[start of DATA ROWS]

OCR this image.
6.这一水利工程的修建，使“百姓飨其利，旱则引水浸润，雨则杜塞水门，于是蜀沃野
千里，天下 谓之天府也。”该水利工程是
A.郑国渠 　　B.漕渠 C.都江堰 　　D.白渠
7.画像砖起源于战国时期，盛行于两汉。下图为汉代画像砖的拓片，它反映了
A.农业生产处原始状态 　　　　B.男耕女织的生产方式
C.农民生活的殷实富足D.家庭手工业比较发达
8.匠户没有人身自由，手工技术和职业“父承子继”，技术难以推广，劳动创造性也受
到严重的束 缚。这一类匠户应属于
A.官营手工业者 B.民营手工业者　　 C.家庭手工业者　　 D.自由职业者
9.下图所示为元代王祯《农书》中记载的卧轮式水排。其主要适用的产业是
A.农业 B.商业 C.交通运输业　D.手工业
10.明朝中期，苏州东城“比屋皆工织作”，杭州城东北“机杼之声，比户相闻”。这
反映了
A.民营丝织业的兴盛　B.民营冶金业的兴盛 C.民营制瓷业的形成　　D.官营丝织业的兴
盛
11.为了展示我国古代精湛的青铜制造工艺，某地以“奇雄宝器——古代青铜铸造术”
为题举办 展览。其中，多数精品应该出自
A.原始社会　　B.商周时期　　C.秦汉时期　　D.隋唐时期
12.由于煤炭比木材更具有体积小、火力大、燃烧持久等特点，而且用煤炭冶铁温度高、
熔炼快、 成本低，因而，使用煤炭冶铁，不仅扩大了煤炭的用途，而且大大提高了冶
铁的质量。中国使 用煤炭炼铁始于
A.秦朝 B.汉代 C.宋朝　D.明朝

[end of DATA ROWS]

*YOUR GOAL*. Copy every record exactly, with nothing added or dropped.

*ANSWER TO THE PROBLEM*.
OCR this image.
6.这一水利工程的修建，使“百姓飨其利，旱则引水浸润，雨则杜塞水门，于是蜀沃野
千里，天下 谓之天府也。”该水利工程是
A.郑国渠 　　B.漕渠 C.都江堰 　　D.白渠
7.画像砖起源于战国时期，盛行于两汉。下图为汉代画像砖的拓片，它反映了
A.农业生产处原始状态 　　　　B.男耕女织的生产方式
C.农民生活的殷实富足D.家庭手工业比较发达
8.匠户没有人身自由，手工技术和职业“父承子继”，技术难以推广，劳动创造性也受
到严重的束 缚。这一类匠户应属于
A.官营手工业者 B.民营手工业者　　 C.家庭手工业者　　 D.自由职业者
9.下图所示为元代王祯《农书》中记载的卧轮式水排。其主要适用的产业是
A.农业 B.商业 C.交通运输业　D.手工业
10.明朝中期，苏州东城“比屋皆工织作”，杭州城东北“机杼之声，比户相闻”。这
反映了
A.民营丝织业的兴盛　B.民营冶金业的兴盛 C.民营制瓷业的形成　　D.官营丝织业的兴
盛
11.为了展示我国古代精湛的青铜制造工艺，某地以“奇雄宝器——古代青铜铸造术”
为题举办 展览。其中，多数精品应该出自
A.原始社会　　B.商周时期　　C.秦汉时期　　D.隋唐时期
12.由于煤炭比木材更具有体积小、火力大、燃烧持久等特点，而且用煤炭冶铁温度高、
熔炼快、 成本低，因而，使用煤炭冶铁，不仅扩大了煤炭的用途，而且大大提高了冶
铁的质量。中国使 用煤炭炼铁始于
A.秦朝 B.汉代 C.宋朝　D.明朝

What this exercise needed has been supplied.